THE TASK.
Write out the material exactly, leaving every picture behind.

RECORDS FOR THIS EXERCISE.
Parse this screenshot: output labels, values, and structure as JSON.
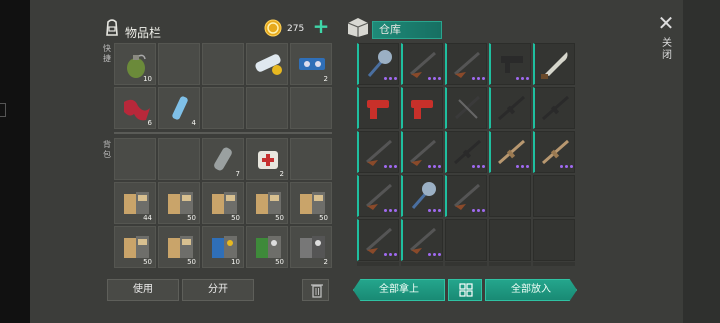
{
  "inventory": {
    "title": "物品栏",
    "quick_label": "快捷",
    "backpack_label": "背包"
  },
  "currency": {
    "amount": "275",
    "add_symbol": "+"
  },
  "warehouse": {
    "title": "仓库"
  },
  "close": {
    "symbol": "✕",
    "label": "关闭"
  },
  "inventory_slots": [
    {
      "item": "grenade-icon",
      "count": "10"
    },
    {
      "item": "",
      "count": ""
    },
    {
      "item": "",
      "count": ""
    },
    {
      "item": "scroll-blueprint-icon",
      "count": ""
    },
    {
      "item": "blue-kit-icon",
      "count": "2"
    },
    {
      "item": "red-cloth-icon",
      "count": "6"
    },
    {
      "item": "water-bottle-icon",
      "count": "4"
    },
    {
      "item": "",
      "count": ""
    },
    {
      "item": "",
      "count": ""
    },
    {
      "item": "",
      "count": ""
    }
  ],
  "backpack_slots": [
    {
      "item": "",
      "count": ""
    },
    {
      "item": "",
      "count": ""
    },
    {
      "item": "gas-canister-icon",
      "count": "7"
    },
    {
      "item": "first-aid-icon",
      "count": "2"
    },
    {
      "item": "",
      "count": ""
    },
    {
      "item": "book-icon",
      "count": "44"
    },
    {
      "item": "book-icon",
      "count": "50"
    },
    {
      "item": "book-icon",
      "count": "50"
    },
    {
      "item": "book-icon",
      "count": "50"
    },
    {
      "item": "book-icon",
      "count": "50"
    },
    {
      "item": "book-icon",
      "count": "50"
    },
    {
      "item": "book-icon",
      "count": "50"
    },
    {
      "item": "blue-book-icon",
      "count": "10"
    },
    {
      "item": "green-book-icon",
      "count": "50"
    },
    {
      "item": "grey-book-icon",
      "count": "2"
    }
  ],
  "warehouse_slots": [
    {
      "item": "spiked-mace-icon",
      "rarity": "teal",
      "dots": 4
    },
    {
      "item": "shotgun-icon",
      "rarity": "teal",
      "dots": 4
    },
    {
      "item": "shotgun-icon",
      "rarity": "teal",
      "dots": 4
    },
    {
      "item": "smg-icon",
      "rarity": "teal",
      "dots": 4
    },
    {
      "item": "machete-icon",
      "rarity": "teal",
      "dots": 0
    },
    {
      "item": "flare-gun-icon",
      "rarity": "teal",
      "dots": 0
    },
    {
      "item": "flare-gun-icon",
      "rarity": "teal",
      "dots": 0
    },
    {
      "item": "crossbow-icon",
      "rarity": "teal",
      "dots": 0
    },
    {
      "item": "rifle-icon",
      "rarity": "teal",
      "dots": 0
    },
    {
      "item": "rifle-icon",
      "rarity": "teal",
      "dots": 0
    },
    {
      "item": "shotgun-icon",
      "rarity": "teal",
      "dots": 4
    },
    {
      "item": "shotgun-icon",
      "rarity": "teal",
      "dots": 4
    },
    {
      "item": "rifle-icon",
      "rarity": "teal",
      "dots": 4
    },
    {
      "item": "tan-rifle-icon",
      "rarity": "teal",
      "dots": 4
    },
    {
      "item": "tan-rifle-icon",
      "rarity": "teal",
      "dots": 4
    },
    {
      "item": "shotgun-icon",
      "rarity": "teal",
      "dots": 4
    },
    {
      "item": "spiked-mace-icon",
      "rarity": "teal",
      "dots": 4
    },
    {
      "item": "shotgun-icon",
      "rarity": "teal",
      "dots": 4
    },
    {
      "item": "",
      "rarity": "",
      "dots": 0
    },
    {
      "item": "",
      "rarity": "",
      "dots": 0
    },
    {
      "item": "shotgun-icon",
      "rarity": "teal",
      "dots": 4
    },
    {
      "item": "shotgun-icon",
      "rarity": "teal",
      "dots": 4
    },
    {
      "item": "",
      "rarity": "",
      "dots": 0
    },
    {
      "item": "",
      "rarity": "",
      "dots": 0
    },
    {
      "item": "",
      "rarity": "",
      "dots": 0
    }
  ],
  "buttons": {
    "use": "使用",
    "split": "分开",
    "take_all": "全部拿上",
    "put_all": "全部放入"
  },
  "colors": {
    "accent": "#1fbf9f",
    "rarity_dot": "#a06af0",
    "panel": "#3c3d3a"
  }
}
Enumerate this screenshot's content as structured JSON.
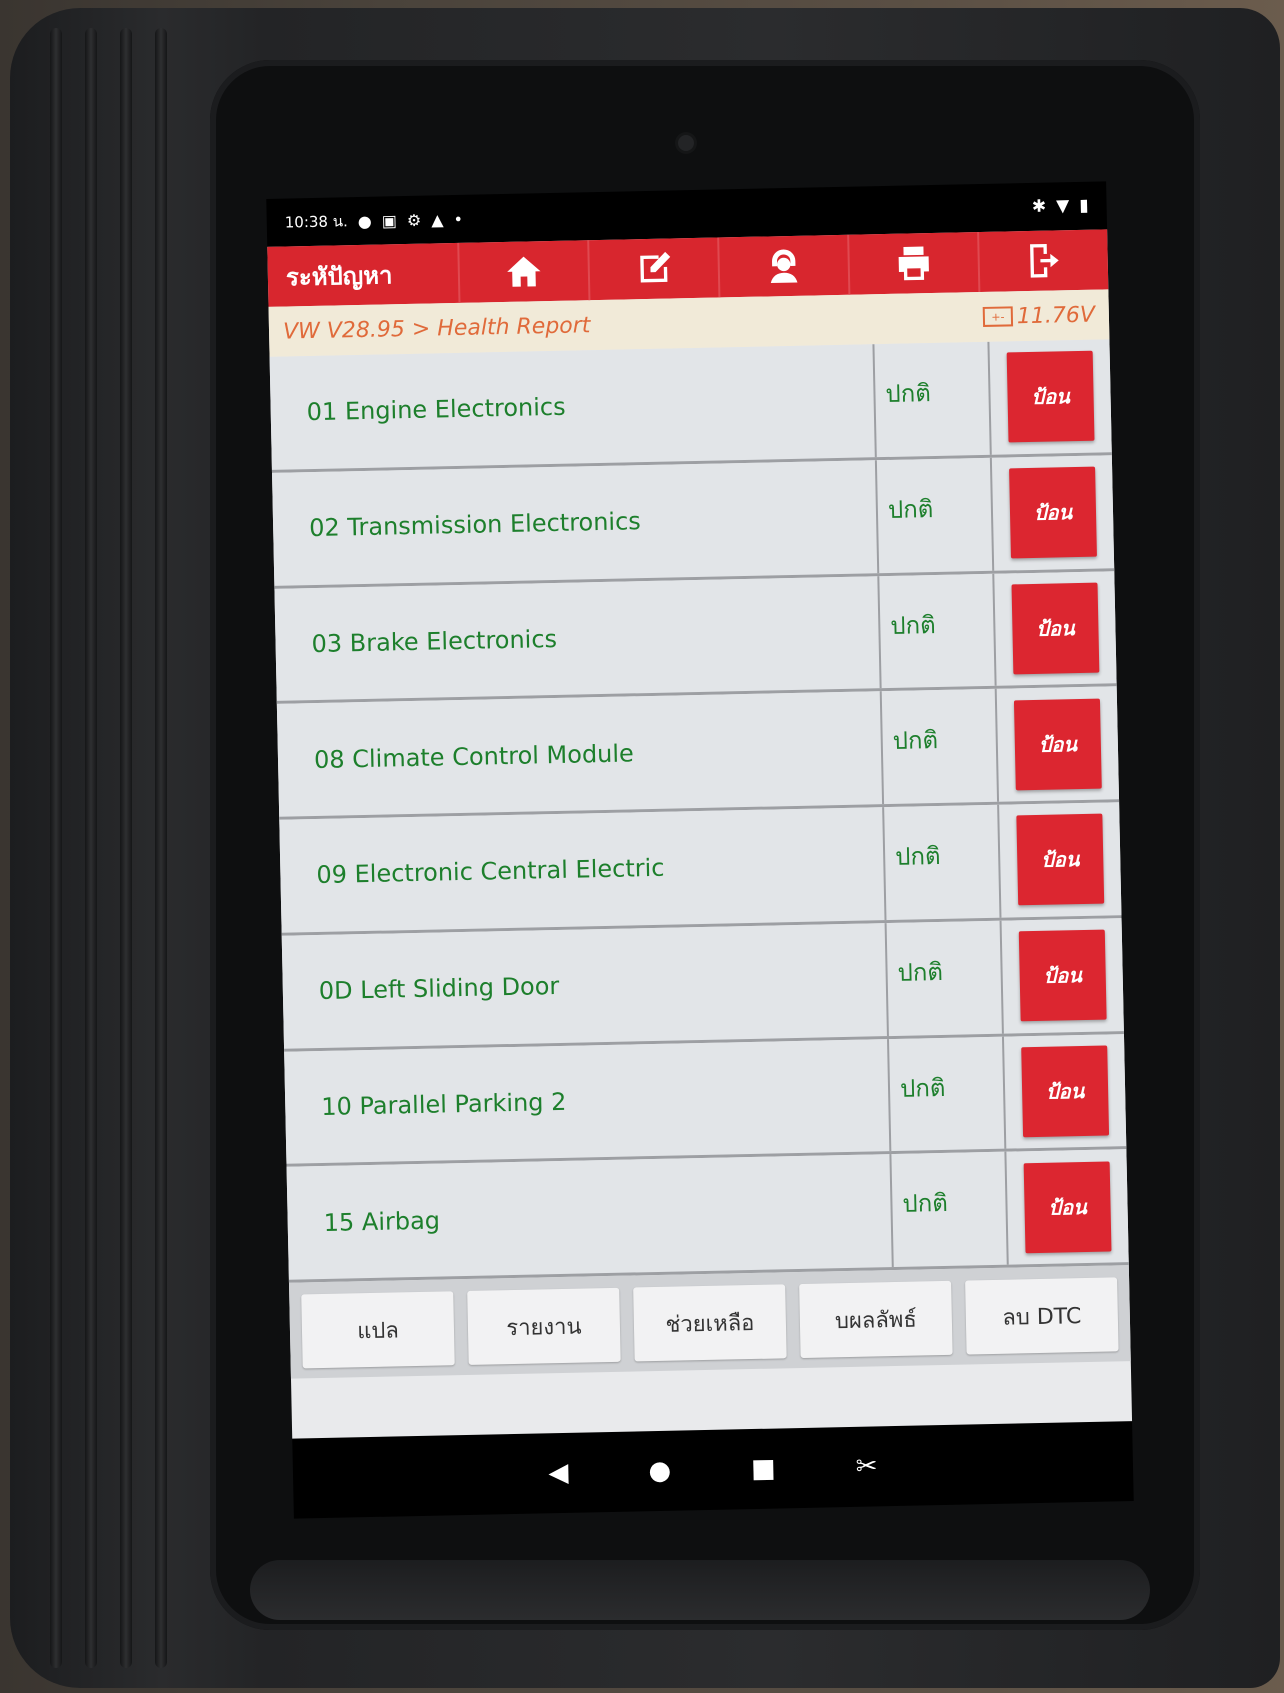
{
  "status_bar": {
    "time": "10:38 น.",
    "icons_left": [
      "circle-icon",
      "calendar-icon",
      "gear-icon",
      "warning-icon",
      "dot-icon"
    ],
    "icons_right": [
      "bluetooth-icon",
      "wifi-icon",
      "battery-icon"
    ]
  },
  "toolbar": {
    "title": "ระหัปัญหา",
    "buttons": [
      "home-icon",
      "edit-icon",
      "support-icon",
      "print-icon",
      "exit-icon"
    ]
  },
  "subbar": {
    "breadcrumb": "VW V28.95 > Health Report",
    "voltage": "11.76V",
    "battery_glyph": "+-"
  },
  "modules": [
    {
      "name": "01 Engine Electronics",
      "status": "ปกติ",
      "action": "ป้อน"
    },
    {
      "name": "02 Transmission Electronics",
      "status": "ปกติ",
      "action": "ป้อน"
    },
    {
      "name": "03 Brake Electronics",
      "status": "ปกติ",
      "action": "ป้อน"
    },
    {
      "name": "08 Climate Control Module",
      "status": "ปกติ",
      "action": "ป้อน"
    },
    {
      "name": "09 Electronic Central Electric",
      "status": "ปกติ",
      "action": "ป้อน"
    },
    {
      "name": "0D Left Sliding Door",
      "status": "ปกติ",
      "action": "ป้อน"
    },
    {
      "name": "10 Parallel Parking 2",
      "status": "ปกติ",
      "action": "ป้อน"
    },
    {
      "name": "15 Airbag",
      "status": "ปกติ",
      "action": "ป้อน"
    }
  ],
  "bottom_buttons": [
    "แปล",
    "รายงาน",
    "ช่วยเหลือ",
    "บผลลัพธ์",
    "ลบ DTC"
  ],
  "nav": [
    "back-icon",
    "home-circle-icon",
    "recents-icon",
    "screenshot-icon"
  ],
  "colors": {
    "accent": "#d8262e",
    "text_green": "#1d7f2c",
    "crumb": "#e06a3a"
  }
}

RESPONSE.
Parse this screenshot: output labels, values, and structure as JSON.
{
  "inventory": {
    "title": "物品栏",
    "quick_label": "快捷",
    "backpack_label": "背包"
  },
  "currency": {
    "amount": "275",
    "add_symbol": "+"
  },
  "warehouse": {
    "title": "仓库"
  },
  "close": {
    "symbol": "✕",
    "label": "关闭"
  },
  "inventory_slots": [
    {
      "item": "grenade-icon",
      "count": "10"
    },
    {
      "item": "",
      "count": ""
    },
    {
      "item": "",
      "count": ""
    },
    {
      "item": "scroll-blueprint-icon",
      "count": ""
    },
    {
      "item": "blue-kit-icon",
      "count": "2"
    },
    {
      "item": "red-cloth-icon",
      "count": "6"
    },
    {
      "item": "water-bottle-icon",
      "count": "4"
    },
    {
      "item": "",
      "count": ""
    },
    {
      "item": "",
      "count": ""
    },
    {
      "item": "",
      "count": ""
    }
  ],
  "backpack_slots": [
    {
      "item": "",
      "count": ""
    },
    {
      "item": "",
      "count": ""
    },
    {
      "item": "gas-canister-icon",
      "count": "7"
    },
    {
      "item": "first-aid-icon",
      "count": "2"
    },
    {
      "item": "",
      "count": ""
    },
    {
      "item": "book-icon",
      "count": "44"
    },
    {
      "item": "book-icon",
      "count": "50"
    },
    {
      "item": "book-icon",
      "count": "50"
    },
    {
      "item": "book-icon",
      "count": "50"
    },
    {
      "item": "book-icon",
      "count": "50"
    },
    {
      "item": "book-icon",
      "count": "50"
    },
    {
      "item": "book-icon",
      "count": "50"
    },
    {
      "item": "blue-book-icon",
      "count": "10"
    },
    {
      "item": "green-book-icon",
      "count": "50"
    },
    {
      "item": "grey-book-icon",
      "count": "2"
    }
  ],
  "warehouse_slots": [
    {
      "item": "spiked-mace-icon",
      "rarity": "teal",
      "dots": 4
    },
    {
      "item": "shotgun-icon",
      "rarity": "teal",
      "dots": 4
    },
    {
      "item": "shotgun-icon",
      "rarity": "teal",
      "dots": 4
    },
    {
      "item": "smg-icon",
      "rarity": "teal",
      "dots": 4
    },
    {
      "item": "machete-icon",
      "rarity": "teal",
      "dots": 0
    },
    {
      "item": "flare-gun-icon",
      "rarity": "teal",
      "dots": 0
    },
    {
      "item": "flare-gun-icon",
      "rarity": "teal",
      "dots": 0
    },
    {
      "item": "crossbow-icon",
      "rarity": "teal",
      "dots": 0
    },
    {
      "item": "rifle-icon",
      "rarity": "teal",
      "dots": 0
    },
    {
      "item": "rifle-icon",
      "rarity": "teal",
      "dots": 0
    },
    {
      "item": "shotgun-icon",
      "rarity": "teal",
      "dots": 4
    },
    {
      "item": "shotgun-icon",
      "rarity": "teal",
      "dots": 4
    },
    {
      "item": "rifle-icon",
      "rarity": "teal",
      "dots": 4
    },
    {
      "item": "tan-rifle-icon",
      "rarity": "teal",
      "dots": 4
    },
    {
      "item": "tan-rifle-icon",
      "rarity": "teal",
      "dots": 4
    },
    {
      "item": "shotgun-icon",
      "rarity": "teal",
      "dots": 4
    },
    {
      "item": "spiked-mace-icon",
      "rarity": "teal",
      "dots": 4
    },
    {
      "item": "shotgun-icon",
      "rarity": "teal",
      "dots": 4
    },
    {
      "item": "",
      "rarity": "",
      "dots": 0
    },
    {
      "item": "",
      "rarity": "",
      "dots": 0
    },
    {
      "item": "shotgun-icon",
      "rarity": "teal",
      "dots": 4
    },
    {
      "item": "shotgun-icon",
      "rarity": "teal",
      "dots": 4
    },
    {
      "item": "",
      "rarity": "",
      "dots": 0
    },
    {
      "item": "",
      "rarity": "",
      "dots": 0
    },
    {
      "item": "",
      "rarity": "",
      "dots": 0
    }
  ],
  "buttons": {
    "use": "使用",
    "split": "分开",
    "take_all": "全部拿上",
    "put_all": "全部放入"
  },
  "colors": {
    "accent": "#1fbf9f",
    "rarity_dot": "#a06af0",
    "panel": "#3c3d3a"
  }
}
Enumerate this screenshot's content as structured JSON.
{
  "status_bar": {
    "time": "10:38 น.",
    "icons_left": [
      "circle-icon",
      "calendar-icon",
      "gear-icon",
      "warning-icon",
      "dot-icon"
    ],
    "icons_right": [
      "bluetooth-icon",
      "wifi-icon",
      "battery-icon"
    ]
  },
  "toolbar": {
    "title": "ระหัปัญหา",
    "buttons": [
      "home-icon",
      "edit-icon",
      "support-icon",
      "print-icon",
      "exit-icon"
    ]
  },
  "subbar": {
    "breadcrumb": "VW V28.95 > Health Report",
    "voltage": "11.76V",
    "battery_glyph": "+-"
  },
  "modules": [
    {
      "name": "01 Engine Electronics",
      "status": "ปกติ",
      "action": "ป้อน"
    },
    {
      "name": "02 Transmission Electronics",
      "status": "ปกติ",
      "action": "ป้อน"
    },
    {
      "name": "03 Brake Electronics",
      "status": "ปกติ",
      "action": "ป้อน"
    },
    {
      "name": "08 Climate Control Module",
      "status": "ปกติ",
      "action": "ป้อน"
    },
    {
      "name": "09 Electronic Central Electric",
      "status": "ปกติ",
      "action": "ป้อน"
    },
    {
      "name": "0D Left Sliding Door",
      "status": "ปกติ",
      "action": "ป้อน"
    },
    {
      "name": "10 Parallel Parking 2",
      "status": "ปกติ",
      "action": "ป้อน"
    },
    {
      "name": "15 Airbag",
      "status": "ปกติ",
      "action": "ป้อน"
    }
  ],
  "bottom_buttons": [
    "แปล",
    "รายงาน",
    "ช่วยเหลือ",
    "บผลลัพธ์",
    "ลบ DTC"
  ],
  "nav": [
    "back-icon",
    "home-circle-icon",
    "recents-icon",
    "screenshot-icon"
  ],
  "colors": {
    "accent": "#d8262e",
    "text_green": "#1d7f2c",
    "crumb": "#e06a3a"
  }
}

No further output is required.